## Extracted data
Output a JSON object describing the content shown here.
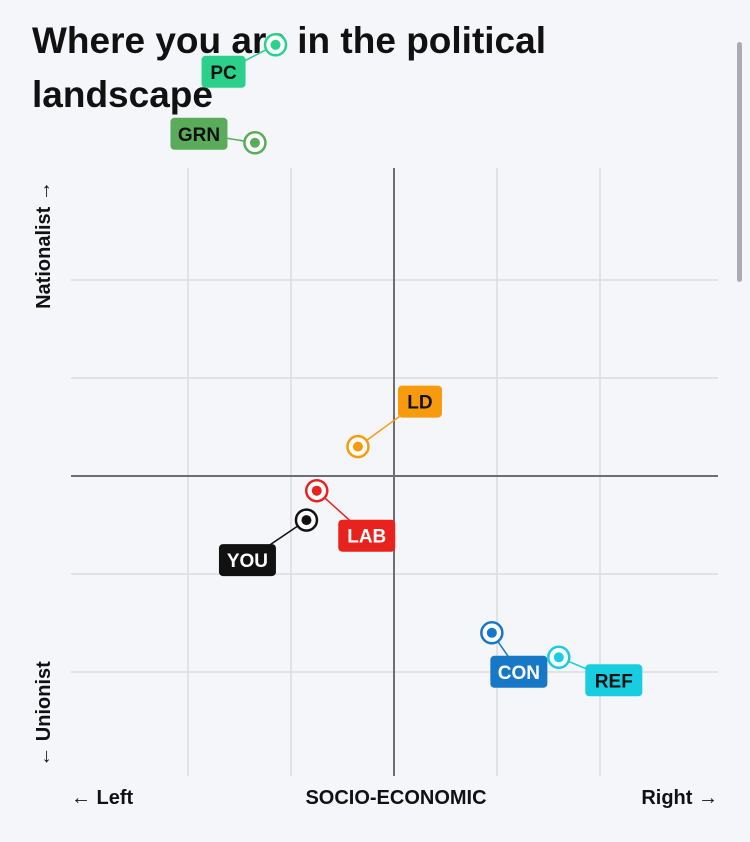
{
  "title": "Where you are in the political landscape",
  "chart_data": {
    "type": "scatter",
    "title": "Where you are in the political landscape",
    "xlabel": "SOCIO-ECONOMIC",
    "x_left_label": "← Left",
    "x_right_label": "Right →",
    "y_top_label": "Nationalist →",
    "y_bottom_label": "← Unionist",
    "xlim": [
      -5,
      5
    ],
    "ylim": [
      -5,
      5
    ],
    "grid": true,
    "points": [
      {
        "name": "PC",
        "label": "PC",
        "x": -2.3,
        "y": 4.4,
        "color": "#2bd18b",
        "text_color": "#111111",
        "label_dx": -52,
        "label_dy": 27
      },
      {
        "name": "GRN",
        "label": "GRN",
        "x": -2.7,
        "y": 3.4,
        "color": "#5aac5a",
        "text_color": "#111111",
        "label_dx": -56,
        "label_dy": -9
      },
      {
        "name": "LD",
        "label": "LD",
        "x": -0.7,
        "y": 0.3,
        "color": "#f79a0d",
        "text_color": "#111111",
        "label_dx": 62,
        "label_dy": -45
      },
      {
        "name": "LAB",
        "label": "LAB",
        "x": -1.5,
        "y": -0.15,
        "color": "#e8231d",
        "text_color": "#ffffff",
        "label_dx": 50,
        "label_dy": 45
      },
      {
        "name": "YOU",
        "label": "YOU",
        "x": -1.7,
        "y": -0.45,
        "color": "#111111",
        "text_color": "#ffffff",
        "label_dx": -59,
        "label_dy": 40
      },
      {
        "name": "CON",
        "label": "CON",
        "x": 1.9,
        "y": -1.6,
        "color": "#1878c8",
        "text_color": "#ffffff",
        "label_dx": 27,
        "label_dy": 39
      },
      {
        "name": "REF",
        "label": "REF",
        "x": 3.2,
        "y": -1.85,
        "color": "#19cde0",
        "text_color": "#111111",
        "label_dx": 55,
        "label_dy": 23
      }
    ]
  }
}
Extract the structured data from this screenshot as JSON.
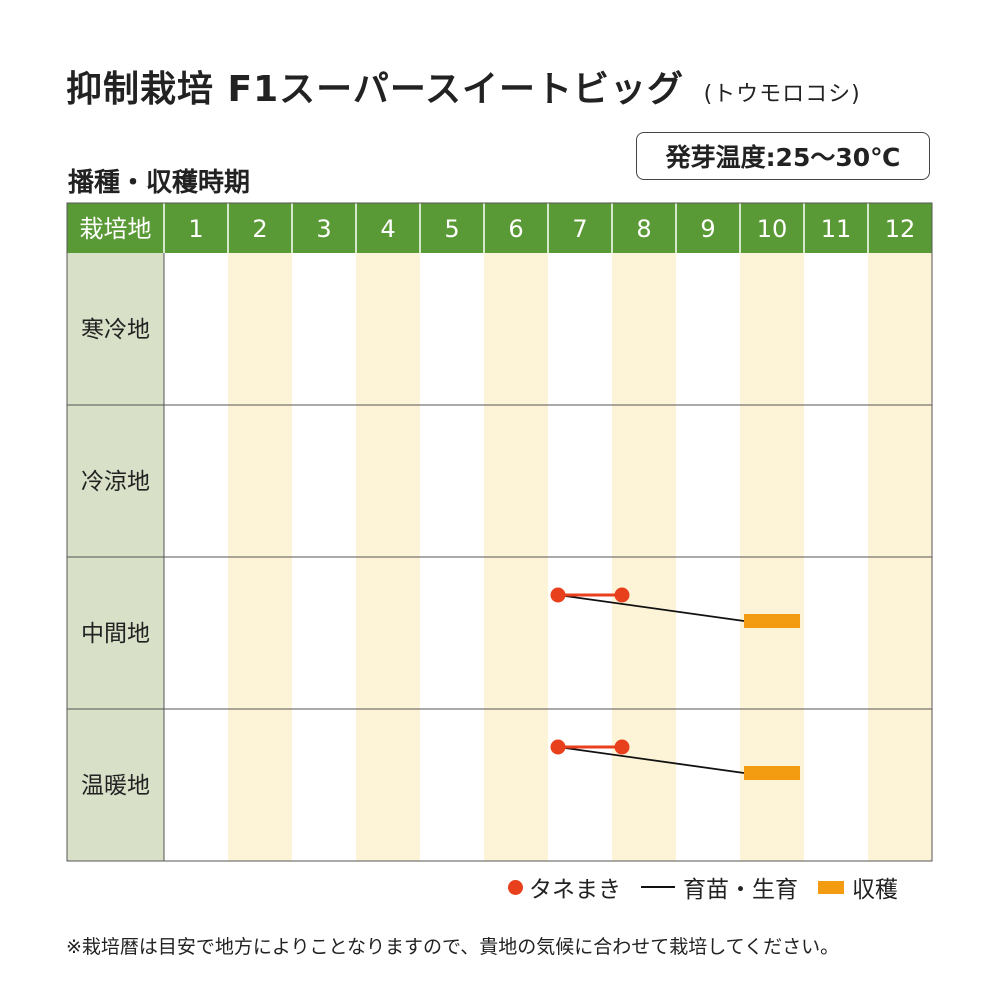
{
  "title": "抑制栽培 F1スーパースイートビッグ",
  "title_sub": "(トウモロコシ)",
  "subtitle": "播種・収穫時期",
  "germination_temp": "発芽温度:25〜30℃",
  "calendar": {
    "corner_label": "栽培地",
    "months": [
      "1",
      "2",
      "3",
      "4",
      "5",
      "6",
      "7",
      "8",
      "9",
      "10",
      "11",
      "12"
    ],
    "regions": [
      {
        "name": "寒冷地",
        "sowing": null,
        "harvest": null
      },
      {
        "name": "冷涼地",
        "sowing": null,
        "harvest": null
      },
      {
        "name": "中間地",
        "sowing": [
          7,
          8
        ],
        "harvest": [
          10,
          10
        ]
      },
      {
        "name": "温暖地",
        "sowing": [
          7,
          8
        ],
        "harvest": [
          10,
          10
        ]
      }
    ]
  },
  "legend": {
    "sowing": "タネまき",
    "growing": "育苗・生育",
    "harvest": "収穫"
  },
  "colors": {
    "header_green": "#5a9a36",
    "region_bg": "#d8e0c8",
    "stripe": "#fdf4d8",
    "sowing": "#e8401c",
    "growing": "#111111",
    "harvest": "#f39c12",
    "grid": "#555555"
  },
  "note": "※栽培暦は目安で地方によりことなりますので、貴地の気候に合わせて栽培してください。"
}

==

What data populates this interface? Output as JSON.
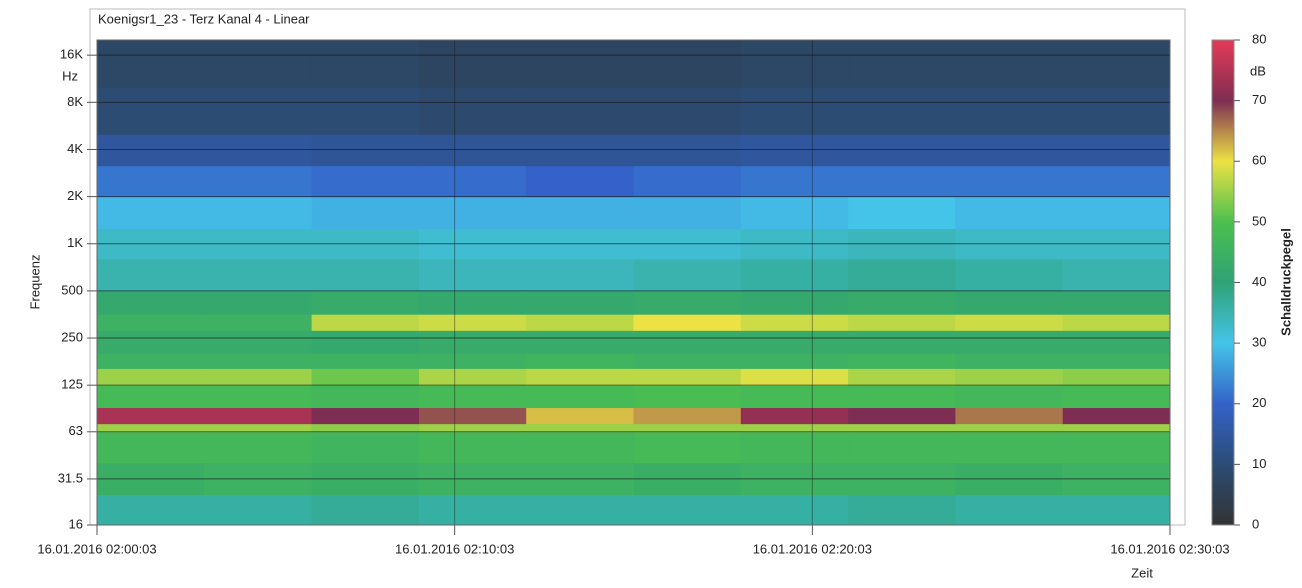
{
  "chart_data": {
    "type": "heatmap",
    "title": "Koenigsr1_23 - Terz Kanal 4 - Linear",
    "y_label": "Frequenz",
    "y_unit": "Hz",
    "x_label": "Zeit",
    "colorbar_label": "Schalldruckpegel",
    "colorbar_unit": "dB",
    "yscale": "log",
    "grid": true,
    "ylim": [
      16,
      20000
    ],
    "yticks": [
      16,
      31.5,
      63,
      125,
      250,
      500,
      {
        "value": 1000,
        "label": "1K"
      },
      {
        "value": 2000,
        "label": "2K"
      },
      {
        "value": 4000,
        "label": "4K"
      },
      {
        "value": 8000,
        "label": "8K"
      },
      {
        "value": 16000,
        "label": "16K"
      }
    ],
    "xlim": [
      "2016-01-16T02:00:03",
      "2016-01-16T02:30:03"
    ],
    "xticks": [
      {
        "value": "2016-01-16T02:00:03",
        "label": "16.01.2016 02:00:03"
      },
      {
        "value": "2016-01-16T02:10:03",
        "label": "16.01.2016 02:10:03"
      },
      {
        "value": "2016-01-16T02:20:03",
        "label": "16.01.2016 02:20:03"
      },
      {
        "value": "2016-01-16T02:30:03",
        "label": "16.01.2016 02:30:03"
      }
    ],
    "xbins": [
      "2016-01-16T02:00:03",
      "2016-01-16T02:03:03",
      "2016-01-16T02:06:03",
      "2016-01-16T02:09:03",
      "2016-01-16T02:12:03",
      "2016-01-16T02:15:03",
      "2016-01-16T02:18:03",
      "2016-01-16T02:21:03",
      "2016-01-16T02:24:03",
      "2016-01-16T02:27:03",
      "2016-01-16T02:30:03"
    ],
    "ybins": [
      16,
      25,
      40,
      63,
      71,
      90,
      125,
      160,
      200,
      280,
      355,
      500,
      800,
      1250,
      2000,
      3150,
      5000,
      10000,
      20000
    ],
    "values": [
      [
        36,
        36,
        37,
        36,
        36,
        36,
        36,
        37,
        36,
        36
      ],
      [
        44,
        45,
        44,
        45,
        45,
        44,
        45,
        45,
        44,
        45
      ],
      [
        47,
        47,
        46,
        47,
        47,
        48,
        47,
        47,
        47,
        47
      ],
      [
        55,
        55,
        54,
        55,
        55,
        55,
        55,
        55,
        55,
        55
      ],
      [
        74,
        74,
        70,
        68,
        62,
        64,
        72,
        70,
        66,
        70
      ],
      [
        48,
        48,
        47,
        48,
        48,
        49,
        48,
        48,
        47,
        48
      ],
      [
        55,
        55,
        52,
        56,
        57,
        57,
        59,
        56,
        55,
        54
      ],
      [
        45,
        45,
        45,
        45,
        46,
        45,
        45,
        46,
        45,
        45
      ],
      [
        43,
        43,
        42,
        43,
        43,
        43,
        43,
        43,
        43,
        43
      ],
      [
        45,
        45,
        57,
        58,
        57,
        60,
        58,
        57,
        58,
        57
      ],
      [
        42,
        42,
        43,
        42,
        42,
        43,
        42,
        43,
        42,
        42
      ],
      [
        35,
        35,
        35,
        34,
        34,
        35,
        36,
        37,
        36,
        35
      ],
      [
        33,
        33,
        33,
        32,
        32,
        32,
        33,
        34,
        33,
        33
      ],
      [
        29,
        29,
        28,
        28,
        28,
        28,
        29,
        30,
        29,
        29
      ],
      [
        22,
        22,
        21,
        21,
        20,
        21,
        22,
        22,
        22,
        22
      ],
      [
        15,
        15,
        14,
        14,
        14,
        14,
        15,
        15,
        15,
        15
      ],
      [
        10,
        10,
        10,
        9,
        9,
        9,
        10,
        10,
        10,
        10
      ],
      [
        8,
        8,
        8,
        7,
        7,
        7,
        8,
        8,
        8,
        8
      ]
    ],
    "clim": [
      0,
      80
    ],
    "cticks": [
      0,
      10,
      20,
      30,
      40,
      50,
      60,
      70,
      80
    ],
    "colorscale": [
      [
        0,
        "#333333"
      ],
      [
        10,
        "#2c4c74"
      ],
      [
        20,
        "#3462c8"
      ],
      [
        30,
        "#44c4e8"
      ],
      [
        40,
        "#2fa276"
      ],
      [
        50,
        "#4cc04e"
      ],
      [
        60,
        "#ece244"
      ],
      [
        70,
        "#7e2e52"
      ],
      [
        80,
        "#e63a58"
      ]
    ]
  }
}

## Your instructions
Copy each line that holds the word "name".

## Answer below
        "name": "PC",
        "name": "GRN",
        "name": "LD",
        "name": "LAB",
        "name": "YOU",
        "name": "CON",
        "name": "REF",
        "name": "寒冷地",
        "name": "冷涼地",
        "name": "中間地",
        "name": "温暖地",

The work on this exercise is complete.